## PROVIDED DATA
• • • •
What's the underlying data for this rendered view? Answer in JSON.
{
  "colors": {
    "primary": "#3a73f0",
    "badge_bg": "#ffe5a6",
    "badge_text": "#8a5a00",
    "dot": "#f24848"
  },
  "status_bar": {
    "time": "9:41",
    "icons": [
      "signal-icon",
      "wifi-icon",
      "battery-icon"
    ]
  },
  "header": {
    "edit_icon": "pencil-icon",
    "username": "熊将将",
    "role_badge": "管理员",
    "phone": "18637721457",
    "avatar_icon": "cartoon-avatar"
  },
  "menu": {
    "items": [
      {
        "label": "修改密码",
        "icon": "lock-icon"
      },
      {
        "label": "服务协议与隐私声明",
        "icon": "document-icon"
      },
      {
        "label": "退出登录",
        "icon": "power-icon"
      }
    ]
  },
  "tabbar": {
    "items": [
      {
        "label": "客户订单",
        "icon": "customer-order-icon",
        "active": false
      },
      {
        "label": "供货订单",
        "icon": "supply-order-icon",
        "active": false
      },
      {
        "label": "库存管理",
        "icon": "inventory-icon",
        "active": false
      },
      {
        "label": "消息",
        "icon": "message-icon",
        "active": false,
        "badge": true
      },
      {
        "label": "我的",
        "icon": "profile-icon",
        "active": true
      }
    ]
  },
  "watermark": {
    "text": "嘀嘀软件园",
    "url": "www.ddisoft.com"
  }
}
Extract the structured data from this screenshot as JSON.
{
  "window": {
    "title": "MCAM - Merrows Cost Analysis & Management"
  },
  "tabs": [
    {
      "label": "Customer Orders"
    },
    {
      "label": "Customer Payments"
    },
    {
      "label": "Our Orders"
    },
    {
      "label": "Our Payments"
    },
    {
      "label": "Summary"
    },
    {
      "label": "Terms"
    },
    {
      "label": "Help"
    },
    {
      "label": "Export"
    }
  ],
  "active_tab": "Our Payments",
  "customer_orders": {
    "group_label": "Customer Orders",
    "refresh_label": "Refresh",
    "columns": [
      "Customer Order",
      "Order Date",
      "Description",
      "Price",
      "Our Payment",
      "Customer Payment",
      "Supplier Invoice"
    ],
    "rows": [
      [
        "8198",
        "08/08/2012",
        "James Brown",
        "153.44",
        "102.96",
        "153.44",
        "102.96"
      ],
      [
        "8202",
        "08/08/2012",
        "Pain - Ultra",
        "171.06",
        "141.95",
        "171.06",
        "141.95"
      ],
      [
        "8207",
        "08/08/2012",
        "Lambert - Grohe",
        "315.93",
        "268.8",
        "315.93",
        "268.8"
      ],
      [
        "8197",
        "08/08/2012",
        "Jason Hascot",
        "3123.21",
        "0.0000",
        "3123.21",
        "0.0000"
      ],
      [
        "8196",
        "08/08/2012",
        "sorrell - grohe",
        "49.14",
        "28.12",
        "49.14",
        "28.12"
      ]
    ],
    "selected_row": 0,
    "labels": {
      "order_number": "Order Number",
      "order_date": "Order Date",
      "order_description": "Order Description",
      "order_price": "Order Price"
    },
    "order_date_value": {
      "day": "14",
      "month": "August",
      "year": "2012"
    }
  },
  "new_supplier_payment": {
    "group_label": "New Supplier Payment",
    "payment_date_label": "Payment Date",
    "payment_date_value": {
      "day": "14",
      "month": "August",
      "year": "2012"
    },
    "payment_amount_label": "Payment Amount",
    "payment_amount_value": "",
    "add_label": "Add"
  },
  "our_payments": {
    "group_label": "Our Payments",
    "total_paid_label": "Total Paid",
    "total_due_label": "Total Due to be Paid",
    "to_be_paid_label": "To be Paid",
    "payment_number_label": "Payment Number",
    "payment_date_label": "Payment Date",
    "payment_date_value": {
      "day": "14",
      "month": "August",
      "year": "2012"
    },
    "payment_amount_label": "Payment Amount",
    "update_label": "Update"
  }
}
• • • •
## REQUIRED TASK
Retype every entry above, word for word.

## OUTPUT
What's the underlying data for this rendered view? Answer in JSON.
{
  "colors": {
    "primary": "#3a73f0",
    "badge_bg": "#ffe5a6",
    "badge_text": "#8a5a00",
    "dot": "#f24848"
  },
  "status_bar": {
    "time": "9:41",
    "icons": [
      "signal-icon",
      "wifi-icon",
      "battery-icon"
    ]
  },
  "header": {
    "edit_icon": "pencil-icon",
    "username": "熊将将",
    "role_badge": "管理员",
    "phone": "18637721457",
    "avatar_icon": "cartoon-avatar"
  },
  "menu": {
    "items": [
      {
        "label": "修改密码",
        "icon": "lock-icon"
      },
      {
        "label": "服务协议与隐私声明",
        "icon": "document-icon"
      },
      {
        "label": "退出登录",
        "icon": "power-icon"
      }
    ]
  },
  "tabbar": {
    "items": [
      {
        "label": "客户订单",
        "icon": "customer-order-icon",
        "active": false
      },
      {
        "label": "供货订单",
        "icon": "supply-order-icon",
        "active": false
      },
      {
        "label": "库存管理",
        "icon": "inventory-icon",
        "active": false
      },
      {
        "label": "消息",
        "icon": "message-icon",
        "active": false,
        "badge": true
      },
      {
        "label": "我的",
        "icon": "profile-icon",
        "active": true
      }
    ]
  },
  "watermark": {
    "text": "嘀嘀软件园",
    "url": "www.ddisoft.com"
  }
}
Extract the structured data from this screenshot as JSON.
{
  "window": {
    "title": "MCAM - Merrows Cost Analysis & Management"
  },
  "tabs": [
    {
      "label": "Customer Orders"
    },
    {
      "label": "Customer Payments"
    },
    {
      "label": "Our Orders"
    },
    {
      "label": "Our Payments"
    },
    {
      "label": "Summary"
    },
    {
      "label": "Terms"
    },
    {
      "label": "Help"
    },
    {
      "label": "Export"
    }
  ],
  "active_tab": "Our Payments",
  "customer_orders": {
    "group_label": "Customer Orders",
    "refresh_label": "Refresh",
    "columns": [
      "Customer Order",
      "Order Date",
      "Description",
      "Price",
      "Our Payment",
      "Customer Payment",
      "Supplier Invoice"
    ],
    "rows": [
      [
        "8198",
        "08/08/2012",
        "James Brown",
        "153.44",
        "102.96",
        "153.44",
        "102.96"
      ],
      [
        "8202",
        "08/08/2012",
        "Pain - Ultra",
        "171.06",
        "141.95",
        "171.06",
        "141.95"
      ],
      [
        "8207",
        "08/08/2012",
        "Lambert - Grohe",
        "315.93",
        "268.8",
        "315.93",
        "268.8"
      ],
      [
        "8197",
        "08/08/2012",
        "Jason Hascot",
        "3123.21",
        "0.0000",
        "3123.21",
        "0.0000"
      ],
      [
        "8196",
        "08/08/2012",
        "sorrell - grohe",
        "49.14",
        "28.12",
        "49.14",
        "28.12"
      ]
    ],
    "selected_row": 0,
    "labels": {
      "order_number": "Order Number",
      "order_date": "Order Date",
      "order_description": "Order Description",
      "order_price": "Order Price"
    },
    "order_date_value": {
      "day": "14",
      "month": "August",
      "year": "2012"
    }
  },
  "new_supplier_payment": {
    "group_label": "New Supplier Payment",
    "payment_date_label": "Payment Date",
    "payment_date_value": {
      "day": "14",
      "month": "August",
      "year": "2012"
    },
    "payment_amount_label": "Payment Amount",
    "payment_amount_value": "",
    "add_label": "Add"
  },
  "our_payments": {
    "group_label": "Our Payments",
    "total_paid_label": "Total Paid",
    "total_due_label": "Total Due to be Paid",
    "to_be_paid_label": "To be Paid",
    "payment_number_label": "Payment Number",
    "payment_date_label": "Payment Date",
    "payment_date_value": {
      "day": "14",
      "month": "August",
      "year": "2012"
    },
    "payment_amount_label": "Payment Amount",
    "update_label": "Update"
  }
}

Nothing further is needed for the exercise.